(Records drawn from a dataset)

::::

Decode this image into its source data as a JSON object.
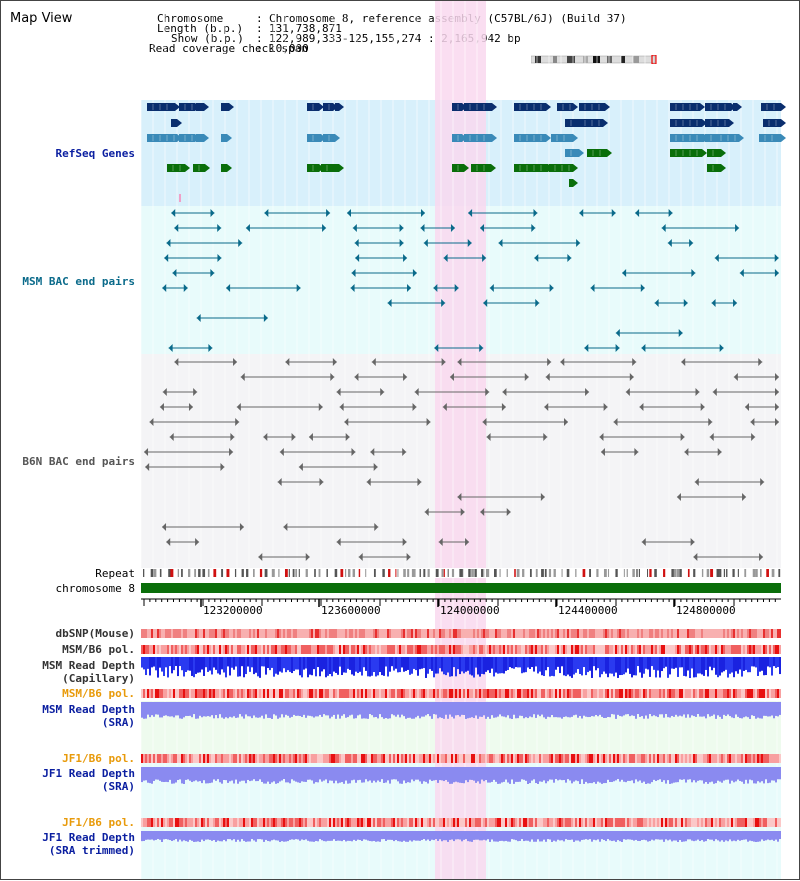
{
  "title": "Map View",
  "header": {
    "chromosome_label": "Chromosome",
    "chromosome_value": "Chromosome 8, reference assembly (C57BL/6J) (Build 37)",
    "length_label": "Length (b.p.)",
    "length_value": "131,738,871",
    "show_label": "Show (b.p.)",
    "show_value": "122,989,333-125,155,274 : 2,165,942 bp",
    "coverage_label": "Read coverage check span",
    "coverage_value": "10,000"
  },
  "tracks": {
    "refseq": "RefSeq Genes",
    "msm_bac": "MSM BAC end pairs",
    "b6n_bac": "B6N BAC end pairs",
    "repeat": "Repeat",
    "chromosome": "chromosome 8"
  },
  "ruler": {
    "ticks": [
      "123200000",
      "123600000",
      "124000000",
      "124400000",
      "124800000"
    ]
  },
  "lower_tracks": {
    "dbsnp": "dbSNP(Mouse)",
    "msm_b6_pol_1": "MSM/B6 pol.",
    "msm_read_depth_cap_1": "MSM Read Depth",
    "msm_read_depth_cap_2": "(Capillary)",
    "msm_b6_pol_2": "MSM/B6 pol.",
    "msm_read_depth_sra_1": "MSM Read Depth",
    "msm_read_depth_sra_2": "(SRA)",
    "jf1_b6_pol_1": "JF1/B6 pol.",
    "jf1_read_depth_1": "JF1 Read Depth",
    "jf1_read_depth_2": "(SRA)",
    "jf1_b6_pol_2": "JF1/B6 pol.",
    "jf1_read_depth_trim_1": "JF1 Read Depth",
    "jf1_read_depth_trim_2": "(SRA trimmed)"
  },
  "colors": {
    "refseq_bg": "#d8f0fb",
    "msm_bac_bg": "#e8fbfb",
    "b6n_bg": "#f4f4f6",
    "highlight": "#f9d8ef",
    "chromosome_bar": "#0a6e0a",
    "navy": "#0a2e6e",
    "teal": "#3a8ab8",
    "green": "#0a6e0a",
    "bac_line": "#0a6a8a",
    "b6n_line": "#666666",
    "label_blue": "#0a1ea0",
    "label_teal": "#0a6a8a",
    "label_orange": "#e89a0a",
    "label_dark": "#333333"
  }
}
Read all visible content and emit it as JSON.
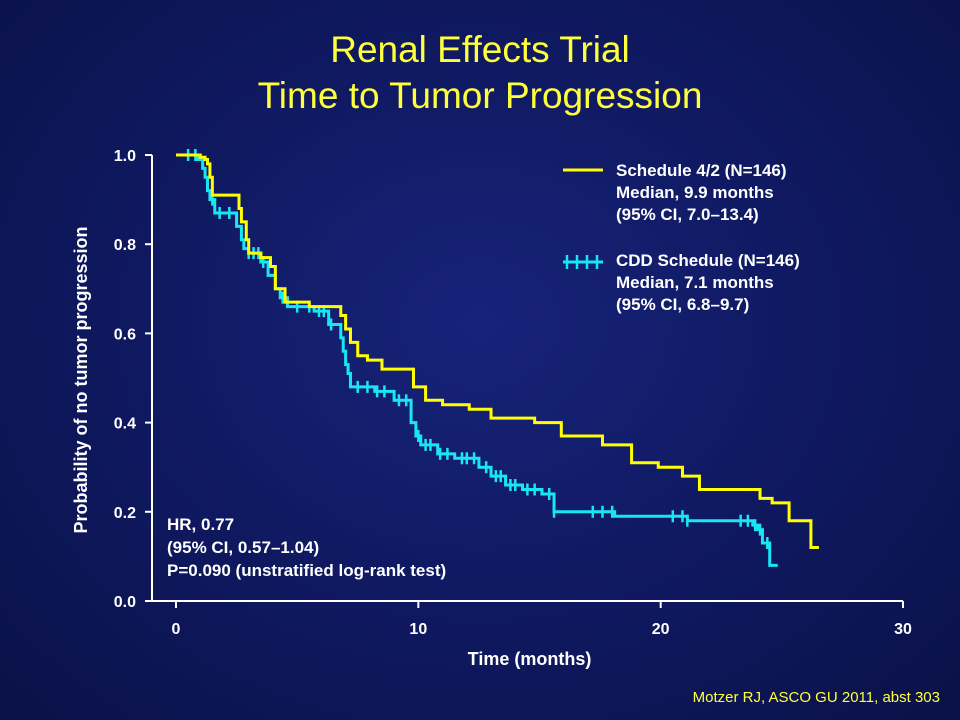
{
  "colors": {
    "schedule_4_2": "#ffff00",
    "cdd_schedule": "#19e6f5",
    "axis": "#ffffff",
    "title": "#ffff3c"
  },
  "chart_data": {
    "type": "line",
    "title": "Renal Effects Trial",
    "subtitle": "Time to Tumor Progression",
    "xlabel": "Time (months)",
    "ylabel": "Probability of no tumor progression",
    "xlim": [
      0,
      30
    ],
    "ylim": [
      0,
      1
    ],
    "x_ticks": [
      "0",
      "10",
      "20",
      "30"
    ],
    "y_ticks": [
      "0.0",
      "0.2",
      "0.4",
      "0.6",
      "0.8",
      "1.0"
    ],
    "legend_position": "top-right",
    "grid": false,
    "series": [
      {
        "name": "Schedule 4/2 (N=146)",
        "legend_lines": [
          "Schedule 4/2 (N=146)",
          "Median, 9.9 months",
          "(95% CI, 7.0–13.4)"
        ],
        "color": "#ffff00",
        "x": [
          0,
          1.0,
          1.2,
          1.3,
          1.4,
          1.5,
          2.6,
          2.7,
          2.9,
          3.0,
          3.5,
          3.9,
          4.1,
          4.5,
          5.5,
          6.8,
          7.0,
          7.2,
          7.5,
          7.9,
          8.5,
          9.8,
          10.3,
          11.0,
          12.1,
          13.0,
          14.8,
          15.9,
          17.6,
          18.8,
          19.9,
          20.9,
          21.6,
          24.1,
          24.6,
          25.3,
          26.2
        ],
        "y": [
          1.0,
          0.995,
          0.99,
          0.98,
          0.95,
          0.91,
          0.88,
          0.85,
          0.81,
          0.78,
          0.77,
          0.75,
          0.7,
          0.67,
          0.66,
          0.64,
          0.61,
          0.58,
          0.55,
          0.54,
          0.52,
          0.48,
          0.45,
          0.44,
          0.43,
          0.41,
          0.4,
          0.37,
          0.35,
          0.31,
          0.3,
          0.28,
          0.25,
          0.23,
          0.22,
          0.18,
          0.12
        ],
        "censor_x": []
      },
      {
        "name": "CDD Schedule (N=146)",
        "legend_lines": [
          "CDD Schedule (N=146)",
          "Median, 7.1 months",
          "(95% CI, 6.8–9.7)"
        ],
        "color": "#19e6f5",
        "x": [
          0,
          0.9,
          1.1,
          1.2,
          1.3,
          1.4,
          1.6,
          2.5,
          2.7,
          2.8,
          3.0,
          3.5,
          3.8,
          4.1,
          4.3,
          4.6,
          5.7,
          6.3,
          6.8,
          6.9,
          7.0,
          7.1,
          7.2,
          8.2,
          9.0,
          9.7,
          9.9,
          10.1,
          10.8,
          11.5,
          12.5,
          13.0,
          13.6,
          14.3,
          15.1,
          15.6,
          18.1,
          21.1,
          23.8,
          24.0,
          24.2,
          24.5
        ],
        "y": [
          1.0,
          0.99,
          0.97,
          0.95,
          0.92,
          0.9,
          0.87,
          0.84,
          0.81,
          0.79,
          0.78,
          0.76,
          0.73,
          0.7,
          0.68,
          0.66,
          0.65,
          0.62,
          0.59,
          0.56,
          0.53,
          0.51,
          0.48,
          0.47,
          0.45,
          0.4,
          0.37,
          0.35,
          0.33,
          0.32,
          0.3,
          0.28,
          0.26,
          0.25,
          0.24,
          0.2,
          0.19,
          0.18,
          0.17,
          0.16,
          0.13,
          0.08
        ],
        "censor_x": [
          0.5,
          0.8,
          1.5,
          1.8,
          2.2,
          3.0,
          3.2,
          3.4,
          3.6,
          4.4,
          5.0,
          5.5,
          5.9,
          6.1,
          6.4,
          7.5,
          7.9,
          8.3,
          8.6,
          9.2,
          9.5,
          10.0,
          10.3,
          10.5,
          10.9,
          11.2,
          11.8,
          12.0,
          12.3,
          12.8,
          13.2,
          13.4,
          13.8,
          14.0,
          14.5,
          14.8,
          15.4,
          15.6,
          17.2,
          17.6,
          18.0,
          20.5,
          20.9,
          21.1,
          23.3,
          23.6,
          23.9,
          24.1,
          24.4
        ]
      }
    ],
    "annotations": [
      "HR, 0.77",
      "(95% CI, 0.57–1.04)",
      "P=0.090 (unstratified log-rank test)"
    ]
  },
  "footnote": "Motzer RJ, ASCO GU 2011, abst 303"
}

::::

## Directions
Copy out every line above, word for word, minus images.

## Task solution
Decode this image into its source data as a JSON object.
{
  "title": "Map View",
  "header": {
    "chromosome_label": "Chromosome",
    "chromosome_value": "Chromosome 8, reference assembly (C57BL/6J) (Build 37)",
    "length_label": "Length (b.p.)",
    "length_value": "131,738,871",
    "show_label": "Show (b.p.)",
    "show_value": "122,989,333-125,155,274 : 2,165,942 bp",
    "coverage_label": "Read coverage check span",
    "coverage_value": "10,000"
  },
  "tracks": {
    "refseq": "RefSeq Genes",
    "msm_bac": "MSM BAC end pairs",
    "b6n_bac": "B6N BAC end pairs",
    "repeat": "Repeat",
    "chromosome": "chromosome 8"
  },
  "ruler": {
    "ticks": [
      "123200000",
      "123600000",
      "124000000",
      "124400000",
      "124800000"
    ]
  },
  "lower_tracks": {
    "dbsnp": "dbSNP(Mouse)",
    "msm_b6_pol_1": "MSM/B6 pol.",
    "msm_read_depth_cap_1": "MSM Read Depth",
    "msm_read_depth_cap_2": "(Capillary)",
    "msm_b6_pol_2": "MSM/B6 pol.",
    "msm_read_depth_sra_1": "MSM Read Depth",
    "msm_read_depth_sra_2": "(SRA)",
    "jf1_b6_pol_1": "JF1/B6 pol.",
    "jf1_read_depth_1": "JF1 Read Depth",
    "jf1_read_depth_2": "(SRA)",
    "jf1_b6_pol_2": "JF1/B6 pol.",
    "jf1_read_depth_trim_1": "JF1 Read Depth",
    "jf1_read_depth_trim_2": "(SRA trimmed)"
  },
  "colors": {
    "refseq_bg": "#d8f0fb",
    "msm_bac_bg": "#e8fbfb",
    "b6n_bg": "#f4f4f6",
    "highlight": "#f9d8ef",
    "chromosome_bar": "#0a6e0a",
    "navy": "#0a2e6e",
    "teal": "#3a8ab8",
    "green": "#0a6e0a",
    "bac_line": "#0a6a8a",
    "b6n_line": "#666666",
    "label_blue": "#0a1ea0",
    "label_teal": "#0a6a8a",
    "label_orange": "#e89a0a",
    "label_dark": "#333333"
  }
}
Read all visible content and emit it as JSON.
{
  "colors": {
    "schedule_4_2": "#ffff00",
    "cdd_schedule": "#19e6f5",
    "axis": "#ffffff",
    "title": "#ffff3c"
  },
  "chart_data": {
    "type": "line",
    "title": "Renal Effects Trial",
    "subtitle": "Time to Tumor Progression",
    "xlabel": "Time (months)",
    "ylabel": "Probability of no tumor progression",
    "xlim": [
      0,
      30
    ],
    "ylim": [
      0,
      1
    ],
    "x_ticks": [
      "0",
      "10",
      "20",
      "30"
    ],
    "y_ticks": [
      "0.0",
      "0.2",
      "0.4",
      "0.6",
      "0.8",
      "1.0"
    ],
    "legend_position": "top-right",
    "grid": false,
    "series": [
      {
        "name": "Schedule 4/2 (N=146)",
        "legend_lines": [
          "Schedule 4/2 (N=146)",
          "Median, 9.9 months",
          "(95% CI, 7.0–13.4)"
        ],
        "color": "#ffff00",
        "x": [
          0,
          1.0,
          1.2,
          1.3,
          1.4,
          1.5,
          2.6,
          2.7,
          2.9,
          3.0,
          3.5,
          3.9,
          4.1,
          4.5,
          5.5,
          6.8,
          7.0,
          7.2,
          7.5,
          7.9,
          8.5,
          9.8,
          10.3,
          11.0,
          12.1,
          13.0,
          14.8,
          15.9,
          17.6,
          18.8,
          19.9,
          20.9,
          21.6,
          24.1,
          24.6,
          25.3,
          26.2
        ],
        "y": [
          1.0,
          0.995,
          0.99,
          0.98,
          0.95,
          0.91,
          0.88,
          0.85,
          0.81,
          0.78,
          0.77,
          0.75,
          0.7,
          0.67,
          0.66,
          0.64,
          0.61,
          0.58,
          0.55,
          0.54,
          0.52,
          0.48,
          0.45,
          0.44,
          0.43,
          0.41,
          0.4,
          0.37,
          0.35,
          0.31,
          0.3,
          0.28,
          0.25,
          0.23,
          0.22,
          0.18,
          0.12
        ],
        "censor_x": []
      },
      {
        "name": "CDD Schedule (N=146)",
        "legend_lines": [
          "CDD Schedule (N=146)",
          "Median, 7.1 months",
          "(95% CI, 6.8–9.7)"
        ],
        "color": "#19e6f5",
        "x": [
          0,
          0.9,
          1.1,
          1.2,
          1.3,
          1.4,
          1.6,
          2.5,
          2.7,
          2.8,
          3.0,
          3.5,
          3.8,
          4.1,
          4.3,
          4.6,
          5.7,
          6.3,
          6.8,
          6.9,
          7.0,
          7.1,
          7.2,
          8.2,
          9.0,
          9.7,
          9.9,
          10.1,
          10.8,
          11.5,
          12.5,
          13.0,
          13.6,
          14.3,
          15.1,
          15.6,
          18.1,
          21.1,
          23.8,
          24.0,
          24.2,
          24.5
        ],
        "y": [
          1.0,
          0.99,
          0.97,
          0.95,
          0.92,
          0.9,
          0.87,
          0.84,
          0.81,
          0.79,
          0.78,
          0.76,
          0.73,
          0.7,
          0.68,
          0.66,
          0.65,
          0.62,
          0.59,
          0.56,
          0.53,
          0.51,
          0.48,
          0.47,
          0.45,
          0.4,
          0.37,
          0.35,
          0.33,
          0.32,
          0.3,
          0.28,
          0.26,
          0.25,
          0.24,
          0.2,
          0.19,
          0.18,
          0.17,
          0.16,
          0.13,
          0.08
        ],
        "censor_x": [
          0.5,
          0.8,
          1.5,
          1.8,
          2.2,
          3.0,
          3.2,
          3.4,
          3.6,
          4.4,
          5.0,
          5.5,
          5.9,
          6.1,
          6.4,
          7.5,
          7.9,
          8.3,
          8.6,
          9.2,
          9.5,
          10.0,
          10.3,
          10.5,
          10.9,
          11.2,
          11.8,
          12.0,
          12.3,
          12.8,
          13.2,
          13.4,
          13.8,
          14.0,
          14.5,
          14.8,
          15.4,
          15.6,
          17.2,
          17.6,
          18.0,
          20.5,
          20.9,
          21.1,
          23.3,
          23.6,
          23.9,
          24.1,
          24.4
        ]
      }
    ],
    "annotations": [
      "HR, 0.77",
      "(95% CI, 0.57–1.04)",
      "P=0.090 (unstratified log-rank test)"
    ]
  },
  "footnote": "Motzer RJ, ASCO GU 2011, abst 303"
}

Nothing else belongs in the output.